WHAT TO PRODUCE.
Pictures do not belong in the copy. Return all of the entries exactly.

Entries from a dataset:
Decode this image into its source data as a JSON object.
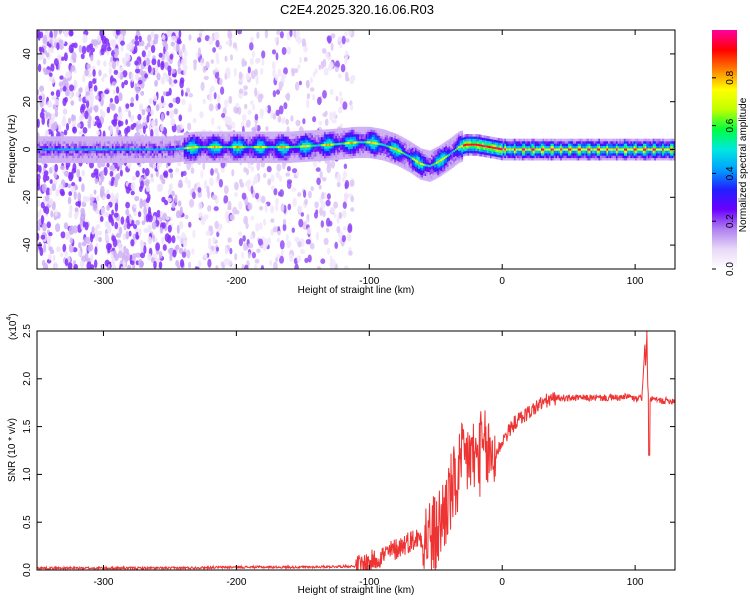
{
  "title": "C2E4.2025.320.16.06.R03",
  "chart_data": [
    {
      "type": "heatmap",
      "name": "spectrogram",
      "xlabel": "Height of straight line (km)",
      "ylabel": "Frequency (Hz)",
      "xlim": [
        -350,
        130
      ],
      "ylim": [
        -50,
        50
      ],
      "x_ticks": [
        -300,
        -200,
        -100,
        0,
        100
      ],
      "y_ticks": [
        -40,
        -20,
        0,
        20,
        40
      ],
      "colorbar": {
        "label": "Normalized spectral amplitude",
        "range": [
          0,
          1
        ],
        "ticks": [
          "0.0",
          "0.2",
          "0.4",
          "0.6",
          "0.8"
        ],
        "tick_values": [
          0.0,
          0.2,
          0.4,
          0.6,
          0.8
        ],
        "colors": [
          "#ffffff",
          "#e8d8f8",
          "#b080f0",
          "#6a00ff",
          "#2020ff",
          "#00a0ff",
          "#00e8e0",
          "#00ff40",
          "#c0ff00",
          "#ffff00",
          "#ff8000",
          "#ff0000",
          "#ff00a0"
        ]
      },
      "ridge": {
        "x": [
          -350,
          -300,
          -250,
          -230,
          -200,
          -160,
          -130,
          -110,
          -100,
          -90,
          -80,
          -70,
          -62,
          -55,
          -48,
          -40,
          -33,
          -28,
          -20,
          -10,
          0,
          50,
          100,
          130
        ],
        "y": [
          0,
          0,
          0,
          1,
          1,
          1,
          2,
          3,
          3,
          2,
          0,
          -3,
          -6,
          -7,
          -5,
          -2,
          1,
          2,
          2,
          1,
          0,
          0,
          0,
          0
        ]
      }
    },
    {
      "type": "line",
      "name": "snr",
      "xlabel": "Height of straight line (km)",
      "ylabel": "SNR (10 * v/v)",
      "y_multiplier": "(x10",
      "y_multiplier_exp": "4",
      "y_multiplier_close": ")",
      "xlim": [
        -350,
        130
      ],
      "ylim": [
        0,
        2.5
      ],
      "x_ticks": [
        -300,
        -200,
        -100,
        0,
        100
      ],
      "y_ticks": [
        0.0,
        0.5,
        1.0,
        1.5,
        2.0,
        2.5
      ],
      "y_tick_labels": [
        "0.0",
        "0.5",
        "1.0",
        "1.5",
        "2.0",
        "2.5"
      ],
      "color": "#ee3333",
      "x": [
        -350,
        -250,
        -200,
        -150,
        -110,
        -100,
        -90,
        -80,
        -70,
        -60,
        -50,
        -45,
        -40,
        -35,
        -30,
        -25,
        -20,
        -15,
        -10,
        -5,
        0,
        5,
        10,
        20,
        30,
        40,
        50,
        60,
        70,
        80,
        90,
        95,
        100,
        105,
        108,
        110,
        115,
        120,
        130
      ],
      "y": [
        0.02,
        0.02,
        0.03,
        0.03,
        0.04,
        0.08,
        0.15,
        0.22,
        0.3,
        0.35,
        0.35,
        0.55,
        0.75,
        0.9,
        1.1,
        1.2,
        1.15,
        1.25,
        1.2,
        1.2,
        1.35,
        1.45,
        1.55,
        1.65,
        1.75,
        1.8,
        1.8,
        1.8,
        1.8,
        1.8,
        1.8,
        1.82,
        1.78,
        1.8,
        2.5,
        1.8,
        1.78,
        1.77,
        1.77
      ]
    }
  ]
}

TASK RESPONSE.
Decode this image into its source data as a JSON object.
{
  "title": "C2E4.2025.320.16.06.R03",
  "chart_data": [
    {
      "type": "heatmap",
      "name": "spectrogram",
      "xlabel": "Height of straight line (km)",
      "ylabel": "Frequency (Hz)",
      "xlim": [
        -350,
        130
      ],
      "ylim": [
        -50,
        50
      ],
      "x_ticks": [
        -300,
        -200,
        -100,
        0,
        100
      ],
      "y_ticks": [
        -40,
        -20,
        0,
        20,
        40
      ],
      "colorbar": {
        "label": "Normalized spectral amplitude",
        "range": [
          0,
          1
        ],
        "ticks": [
          "0.0",
          "0.2",
          "0.4",
          "0.6",
          "0.8"
        ],
        "tick_values": [
          0.0,
          0.2,
          0.4,
          0.6,
          0.8
        ],
        "colors": [
          "#ffffff",
          "#e8d8f8",
          "#b080f0",
          "#6a00ff",
          "#2020ff",
          "#00a0ff",
          "#00e8e0",
          "#00ff40",
          "#c0ff00",
          "#ffff00",
          "#ff8000",
          "#ff0000",
          "#ff00a0"
        ]
      },
      "ridge": {
        "x": [
          -350,
          -300,
          -250,
          -230,
          -200,
          -160,
          -130,
          -110,
          -100,
          -90,
          -80,
          -70,
          -62,
          -55,
          -48,
          -40,
          -33,
          -28,
          -20,
          -10,
          0,
          50,
          100,
          130
        ],
        "y": [
          0,
          0,
          0,
          1,
          1,
          1,
          2,
          3,
          3,
          2,
          0,
          -3,
          -6,
          -7,
          -5,
          -2,
          1,
          2,
          2,
          1,
          0,
          0,
          0,
          0
        ]
      }
    },
    {
      "type": "line",
      "name": "snr",
      "xlabel": "Height of straight line (km)",
      "ylabel": "SNR (10 * v/v)",
      "y_multiplier": "(x10",
      "y_multiplier_exp": "4",
      "y_multiplier_close": ")",
      "xlim": [
        -350,
        130
      ],
      "ylim": [
        0,
        2.5
      ],
      "x_ticks": [
        -300,
        -200,
        -100,
        0,
        100
      ],
      "y_ticks": [
        0.0,
        0.5,
        1.0,
        1.5,
        2.0,
        2.5
      ],
      "y_tick_labels": [
        "0.0",
        "0.5",
        "1.0",
        "1.5",
        "2.0",
        "2.5"
      ],
      "color": "#ee3333",
      "x": [
        -350,
        -250,
        -200,
        -150,
        -110,
        -100,
        -90,
        -80,
        -70,
        -60,
        -50,
        -45,
        -40,
        -35,
        -30,
        -25,
        -20,
        -15,
        -10,
        -5,
        0,
        5,
        10,
        20,
        30,
        40,
        50,
        60,
        70,
        80,
        90,
        95,
        100,
        105,
        108,
        110,
        115,
        120,
        130
      ],
      "y": [
        0.02,
        0.02,
        0.03,
        0.03,
        0.04,
        0.08,
        0.15,
        0.22,
        0.3,
        0.35,
        0.35,
        0.55,
        0.75,
        0.9,
        1.1,
        1.2,
        1.15,
        1.25,
        1.2,
        1.2,
        1.35,
        1.45,
        1.55,
        1.65,
        1.75,
        1.8,
        1.8,
        1.8,
        1.8,
        1.8,
        1.8,
        1.82,
        1.78,
        1.8,
        2.5,
        1.8,
        1.78,
        1.77,
        1.77
      ]
    }
  ]
}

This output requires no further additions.